### [The exercise]
Which lines contain the word "million"? Return each of them as written.

# # # # # # #

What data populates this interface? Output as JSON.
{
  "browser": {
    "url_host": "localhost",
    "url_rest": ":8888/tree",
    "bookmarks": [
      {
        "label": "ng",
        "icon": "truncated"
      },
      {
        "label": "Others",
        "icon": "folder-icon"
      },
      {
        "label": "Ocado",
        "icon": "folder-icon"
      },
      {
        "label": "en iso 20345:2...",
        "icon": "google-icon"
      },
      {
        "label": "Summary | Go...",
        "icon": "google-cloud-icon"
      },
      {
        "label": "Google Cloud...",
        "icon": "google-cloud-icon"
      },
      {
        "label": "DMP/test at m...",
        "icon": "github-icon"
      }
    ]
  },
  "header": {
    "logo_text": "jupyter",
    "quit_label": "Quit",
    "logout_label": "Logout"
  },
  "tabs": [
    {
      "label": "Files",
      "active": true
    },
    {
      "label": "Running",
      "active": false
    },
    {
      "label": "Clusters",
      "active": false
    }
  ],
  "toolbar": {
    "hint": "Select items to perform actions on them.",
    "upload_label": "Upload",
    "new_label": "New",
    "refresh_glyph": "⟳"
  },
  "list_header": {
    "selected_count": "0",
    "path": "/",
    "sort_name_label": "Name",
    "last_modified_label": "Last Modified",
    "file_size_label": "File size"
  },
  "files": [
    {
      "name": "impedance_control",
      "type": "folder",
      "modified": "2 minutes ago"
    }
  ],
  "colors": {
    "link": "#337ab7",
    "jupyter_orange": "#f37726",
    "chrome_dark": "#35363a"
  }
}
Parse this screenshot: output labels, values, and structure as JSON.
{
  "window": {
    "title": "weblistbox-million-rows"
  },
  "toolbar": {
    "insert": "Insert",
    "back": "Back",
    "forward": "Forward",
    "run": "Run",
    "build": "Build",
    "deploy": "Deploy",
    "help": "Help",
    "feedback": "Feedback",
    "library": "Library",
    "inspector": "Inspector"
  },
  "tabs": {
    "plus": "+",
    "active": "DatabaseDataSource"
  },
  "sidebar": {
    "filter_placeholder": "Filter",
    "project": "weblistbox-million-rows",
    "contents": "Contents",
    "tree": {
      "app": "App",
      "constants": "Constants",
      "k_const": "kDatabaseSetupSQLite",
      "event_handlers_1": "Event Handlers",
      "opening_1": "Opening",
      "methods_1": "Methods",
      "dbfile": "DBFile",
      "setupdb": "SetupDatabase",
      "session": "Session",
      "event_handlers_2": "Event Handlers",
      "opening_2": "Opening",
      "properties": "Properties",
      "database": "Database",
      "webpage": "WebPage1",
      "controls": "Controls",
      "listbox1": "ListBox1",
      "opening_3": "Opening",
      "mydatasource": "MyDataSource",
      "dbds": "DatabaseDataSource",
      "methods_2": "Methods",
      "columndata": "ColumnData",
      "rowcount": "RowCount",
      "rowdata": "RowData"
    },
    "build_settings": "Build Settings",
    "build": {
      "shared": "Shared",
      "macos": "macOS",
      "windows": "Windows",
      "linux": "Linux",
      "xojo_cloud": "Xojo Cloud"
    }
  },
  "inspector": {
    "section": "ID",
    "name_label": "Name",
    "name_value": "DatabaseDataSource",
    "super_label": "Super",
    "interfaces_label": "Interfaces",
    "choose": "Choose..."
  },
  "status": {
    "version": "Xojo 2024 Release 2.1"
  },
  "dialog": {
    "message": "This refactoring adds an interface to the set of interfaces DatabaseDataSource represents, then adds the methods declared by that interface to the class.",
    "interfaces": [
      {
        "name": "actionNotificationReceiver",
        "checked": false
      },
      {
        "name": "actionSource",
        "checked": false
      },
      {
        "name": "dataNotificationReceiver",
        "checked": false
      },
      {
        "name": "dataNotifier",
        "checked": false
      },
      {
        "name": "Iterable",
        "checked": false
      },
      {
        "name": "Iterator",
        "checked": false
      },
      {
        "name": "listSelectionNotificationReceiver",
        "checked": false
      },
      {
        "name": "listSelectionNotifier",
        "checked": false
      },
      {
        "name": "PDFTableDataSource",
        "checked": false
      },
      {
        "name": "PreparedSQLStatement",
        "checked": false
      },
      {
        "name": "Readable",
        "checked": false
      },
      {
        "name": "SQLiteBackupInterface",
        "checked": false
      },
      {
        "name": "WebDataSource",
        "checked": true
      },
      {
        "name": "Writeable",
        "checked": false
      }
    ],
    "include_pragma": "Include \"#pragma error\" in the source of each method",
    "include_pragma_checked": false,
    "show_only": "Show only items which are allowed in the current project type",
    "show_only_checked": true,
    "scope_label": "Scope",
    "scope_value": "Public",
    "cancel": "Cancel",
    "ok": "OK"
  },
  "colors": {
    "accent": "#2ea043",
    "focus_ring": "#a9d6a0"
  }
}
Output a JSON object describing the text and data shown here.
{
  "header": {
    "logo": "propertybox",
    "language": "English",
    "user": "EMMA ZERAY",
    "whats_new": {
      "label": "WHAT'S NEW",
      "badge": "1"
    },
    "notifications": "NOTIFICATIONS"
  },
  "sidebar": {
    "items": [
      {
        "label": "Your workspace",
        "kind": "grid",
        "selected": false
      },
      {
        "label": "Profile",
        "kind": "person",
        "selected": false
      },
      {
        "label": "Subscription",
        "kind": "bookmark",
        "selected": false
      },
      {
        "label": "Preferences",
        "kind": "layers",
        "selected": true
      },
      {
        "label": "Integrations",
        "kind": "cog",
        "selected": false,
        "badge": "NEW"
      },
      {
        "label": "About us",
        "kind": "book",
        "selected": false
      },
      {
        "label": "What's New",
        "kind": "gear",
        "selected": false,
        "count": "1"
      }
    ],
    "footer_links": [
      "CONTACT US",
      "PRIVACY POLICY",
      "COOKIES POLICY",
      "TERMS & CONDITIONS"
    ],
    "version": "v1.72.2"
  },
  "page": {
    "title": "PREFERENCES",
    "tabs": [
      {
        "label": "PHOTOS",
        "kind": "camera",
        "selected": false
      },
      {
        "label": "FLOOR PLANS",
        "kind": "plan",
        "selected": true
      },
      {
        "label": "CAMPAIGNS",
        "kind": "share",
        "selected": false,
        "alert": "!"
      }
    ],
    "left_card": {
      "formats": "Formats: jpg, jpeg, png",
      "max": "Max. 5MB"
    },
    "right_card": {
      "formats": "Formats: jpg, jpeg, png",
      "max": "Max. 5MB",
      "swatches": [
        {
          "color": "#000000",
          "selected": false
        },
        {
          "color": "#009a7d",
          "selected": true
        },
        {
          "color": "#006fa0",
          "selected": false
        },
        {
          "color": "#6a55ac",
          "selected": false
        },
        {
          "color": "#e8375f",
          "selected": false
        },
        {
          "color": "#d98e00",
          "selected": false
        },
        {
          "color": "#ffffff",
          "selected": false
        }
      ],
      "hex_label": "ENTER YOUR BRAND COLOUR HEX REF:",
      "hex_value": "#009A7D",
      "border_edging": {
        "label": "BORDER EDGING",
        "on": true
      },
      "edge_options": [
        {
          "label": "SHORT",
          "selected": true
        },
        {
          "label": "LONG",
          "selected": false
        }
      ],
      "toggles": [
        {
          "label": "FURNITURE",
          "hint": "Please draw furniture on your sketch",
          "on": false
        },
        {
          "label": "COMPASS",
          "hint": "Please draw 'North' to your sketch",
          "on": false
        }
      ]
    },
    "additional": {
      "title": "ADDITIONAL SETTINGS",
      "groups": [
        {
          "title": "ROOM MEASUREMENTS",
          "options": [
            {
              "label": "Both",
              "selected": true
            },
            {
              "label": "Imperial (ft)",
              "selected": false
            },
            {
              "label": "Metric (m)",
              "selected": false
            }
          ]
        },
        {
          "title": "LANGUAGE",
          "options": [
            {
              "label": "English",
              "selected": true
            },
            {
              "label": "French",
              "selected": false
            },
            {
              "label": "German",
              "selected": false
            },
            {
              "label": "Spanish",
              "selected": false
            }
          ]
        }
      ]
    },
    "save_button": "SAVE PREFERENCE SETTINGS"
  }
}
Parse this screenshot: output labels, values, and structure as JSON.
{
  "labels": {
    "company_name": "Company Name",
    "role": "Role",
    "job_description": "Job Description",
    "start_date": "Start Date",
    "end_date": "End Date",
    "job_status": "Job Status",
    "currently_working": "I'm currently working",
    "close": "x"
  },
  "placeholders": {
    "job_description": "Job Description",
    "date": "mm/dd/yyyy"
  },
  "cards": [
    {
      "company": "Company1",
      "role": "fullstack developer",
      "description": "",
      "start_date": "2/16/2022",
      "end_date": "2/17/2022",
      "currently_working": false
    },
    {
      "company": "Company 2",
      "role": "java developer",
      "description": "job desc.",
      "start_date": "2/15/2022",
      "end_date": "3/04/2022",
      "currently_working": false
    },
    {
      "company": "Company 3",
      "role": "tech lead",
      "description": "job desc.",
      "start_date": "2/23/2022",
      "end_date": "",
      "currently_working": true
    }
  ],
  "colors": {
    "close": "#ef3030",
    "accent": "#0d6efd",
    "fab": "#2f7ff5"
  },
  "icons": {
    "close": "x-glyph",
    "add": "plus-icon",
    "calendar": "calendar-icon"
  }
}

# # # # # # #

### [Answer to the problem]
    "title": "weblistbox-million-rows"
    "project": "weblistbox-million-rows",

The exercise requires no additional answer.